Oggi Mister Thoms, all'anagrafe Diego della Posta, è diventato uno degli street artist italiani più seguiti (nella foto in alto “Like a vision”. il murales realizzato da Mister Thoms che dal 22 luglio 2023 inaugura una mostra personale alla Galleria Orler a Orbetello dal titolo “Never Green”). Ed è in buona compagnia nell'allerta dei rischi da esposizione alla rete. «Il mondo caratterizzato dalla scarsità̀ oggi è un luogo basato sull'abbondanza: droga, cibo, notizie, gioco d'azzardo, shopping, gaming. Tutto questo sostituisce le sensazioni di piacere con dolore e insoddisfazione». Così Anna Lembke, docente di psichiatria alla Stanford University School of Medicine e autrice del best seller tradotto in Italia con “L'era della Dopamina” per Roi Edizioni. Per Lembke è il tempo del “tutto e subito” e questo genera conseguenze imprevedibili.

MATERIALE FORNITO:
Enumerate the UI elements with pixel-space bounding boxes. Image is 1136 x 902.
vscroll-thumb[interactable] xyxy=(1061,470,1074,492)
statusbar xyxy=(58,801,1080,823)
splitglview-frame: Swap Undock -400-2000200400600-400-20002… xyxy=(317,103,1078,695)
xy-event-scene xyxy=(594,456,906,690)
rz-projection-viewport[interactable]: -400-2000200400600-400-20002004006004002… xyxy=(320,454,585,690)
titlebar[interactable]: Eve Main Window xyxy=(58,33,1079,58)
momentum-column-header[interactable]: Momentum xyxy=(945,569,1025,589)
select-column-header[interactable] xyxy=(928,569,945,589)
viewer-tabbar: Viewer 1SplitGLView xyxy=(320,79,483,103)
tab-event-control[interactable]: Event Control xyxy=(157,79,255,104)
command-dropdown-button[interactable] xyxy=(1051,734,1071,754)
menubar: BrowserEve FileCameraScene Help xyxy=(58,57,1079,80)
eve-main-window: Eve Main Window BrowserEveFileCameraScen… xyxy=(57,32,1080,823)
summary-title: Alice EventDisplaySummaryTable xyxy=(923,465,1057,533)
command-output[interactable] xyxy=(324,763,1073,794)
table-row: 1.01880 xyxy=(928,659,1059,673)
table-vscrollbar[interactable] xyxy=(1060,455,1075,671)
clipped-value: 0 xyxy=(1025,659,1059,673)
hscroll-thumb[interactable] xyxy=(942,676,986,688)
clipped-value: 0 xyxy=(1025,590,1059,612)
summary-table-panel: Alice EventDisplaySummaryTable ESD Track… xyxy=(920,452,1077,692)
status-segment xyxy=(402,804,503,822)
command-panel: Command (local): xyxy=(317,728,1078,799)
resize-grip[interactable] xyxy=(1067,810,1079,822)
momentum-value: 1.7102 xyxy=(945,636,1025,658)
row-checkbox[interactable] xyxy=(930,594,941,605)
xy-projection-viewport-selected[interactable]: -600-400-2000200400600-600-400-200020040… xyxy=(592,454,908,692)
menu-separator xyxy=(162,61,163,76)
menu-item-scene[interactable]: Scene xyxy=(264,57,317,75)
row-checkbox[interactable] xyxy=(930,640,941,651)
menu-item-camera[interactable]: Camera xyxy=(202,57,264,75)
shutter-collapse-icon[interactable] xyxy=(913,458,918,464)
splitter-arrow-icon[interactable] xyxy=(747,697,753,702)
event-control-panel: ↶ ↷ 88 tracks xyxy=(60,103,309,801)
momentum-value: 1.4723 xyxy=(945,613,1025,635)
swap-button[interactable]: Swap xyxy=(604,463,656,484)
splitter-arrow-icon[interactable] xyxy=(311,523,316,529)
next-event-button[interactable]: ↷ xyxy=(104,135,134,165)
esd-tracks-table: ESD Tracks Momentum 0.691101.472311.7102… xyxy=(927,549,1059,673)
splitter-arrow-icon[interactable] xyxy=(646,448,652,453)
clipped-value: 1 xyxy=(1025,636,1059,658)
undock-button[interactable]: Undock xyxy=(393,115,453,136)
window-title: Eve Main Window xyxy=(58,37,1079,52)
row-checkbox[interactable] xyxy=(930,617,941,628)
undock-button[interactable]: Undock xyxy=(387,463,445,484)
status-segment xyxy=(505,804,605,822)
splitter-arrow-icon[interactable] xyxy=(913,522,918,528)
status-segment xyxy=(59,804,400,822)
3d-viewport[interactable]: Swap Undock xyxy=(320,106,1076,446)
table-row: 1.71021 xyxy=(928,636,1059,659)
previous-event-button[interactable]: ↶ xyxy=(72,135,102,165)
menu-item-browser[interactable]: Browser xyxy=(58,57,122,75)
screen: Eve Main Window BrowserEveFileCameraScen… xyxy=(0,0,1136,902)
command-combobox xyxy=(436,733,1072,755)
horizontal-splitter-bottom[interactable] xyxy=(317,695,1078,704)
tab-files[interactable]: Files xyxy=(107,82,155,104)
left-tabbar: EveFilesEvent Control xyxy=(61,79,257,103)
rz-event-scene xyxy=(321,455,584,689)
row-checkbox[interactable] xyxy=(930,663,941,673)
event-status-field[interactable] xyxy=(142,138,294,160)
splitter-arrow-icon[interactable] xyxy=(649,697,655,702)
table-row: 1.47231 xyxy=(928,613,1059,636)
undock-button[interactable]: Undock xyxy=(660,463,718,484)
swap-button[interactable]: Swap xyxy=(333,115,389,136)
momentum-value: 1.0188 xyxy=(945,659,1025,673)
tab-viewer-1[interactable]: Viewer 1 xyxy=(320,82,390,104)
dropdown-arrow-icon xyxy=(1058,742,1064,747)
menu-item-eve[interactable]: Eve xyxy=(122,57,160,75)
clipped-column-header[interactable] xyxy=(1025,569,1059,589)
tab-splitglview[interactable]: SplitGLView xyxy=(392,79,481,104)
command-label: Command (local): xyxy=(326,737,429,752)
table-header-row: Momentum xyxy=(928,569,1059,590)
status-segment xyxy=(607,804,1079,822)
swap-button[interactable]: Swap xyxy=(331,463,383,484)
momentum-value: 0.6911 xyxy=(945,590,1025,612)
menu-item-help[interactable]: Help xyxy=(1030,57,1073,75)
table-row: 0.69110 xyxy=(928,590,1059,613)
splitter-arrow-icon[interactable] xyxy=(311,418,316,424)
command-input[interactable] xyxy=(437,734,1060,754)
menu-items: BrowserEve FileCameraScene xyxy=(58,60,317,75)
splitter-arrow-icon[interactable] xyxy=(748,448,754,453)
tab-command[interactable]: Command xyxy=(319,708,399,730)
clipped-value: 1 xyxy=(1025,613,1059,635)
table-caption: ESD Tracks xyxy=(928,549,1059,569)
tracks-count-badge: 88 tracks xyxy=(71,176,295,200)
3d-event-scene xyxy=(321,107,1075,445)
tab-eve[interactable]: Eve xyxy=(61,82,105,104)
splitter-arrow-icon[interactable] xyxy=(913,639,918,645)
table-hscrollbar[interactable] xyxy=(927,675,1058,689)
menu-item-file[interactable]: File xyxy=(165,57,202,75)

VERIFICA LA COMPRENSIONE:
A: Traduci in inglese questa frase del testo estratto: «Per Lembke è il tempo del “tutto e subito” e questo genera conseguenze imprevedibili.»
B: In quale istituzione insegna psichiatria Anna Lembke, secondo il testo estratto?
C: Ripeti senza modifiche la parte del testo estratto che inizia con le parole contenenti "Oggi Mister Thoms, all'anagrafe" e termina con "genera conseguenze imprevedibili.".
Le voci non hanno alcun legame con il testo estratto.

SOLUZIONI:
A: For Lembke, it is the age of “everything, right now,” and this produces unpredictable consequences.

B: Alla Stanford University School of Medicine.

C:
Oggi Mister Thoms, all'anagrafe Diego della Posta, è diventato uno degli street artist italiani più seguiti (nella foto in alto “Like a vision”. il murales realizzato da Mister Thoms che dal 22 luglio 2023 inaugura una mostra personale alla Galleria Orler a Orbetello dal titolo “Never Green”). Ed è in buona compagnia nell'allerta dei rischi da esposizione alla rete. «Il mondo caratterizzato dalla scarsità̀ oggi è un luogo basato sull'abbondanza: droga, cibo, notizie, gioco d'azzardo, shopping, gaming. Tutto questo sostituisce le sensazioni di piacere con dolore e insoddisfazione». Così Anna Lembke, docente di psichiatria alla Stanford University School of Medicine e autrice del best seller tradotto in Italia con “L'era della Dopamina” per Roi Edizioni. Per Lembke è il tempo del “tutto e subito” e questo genera conseguenze imprevedibili.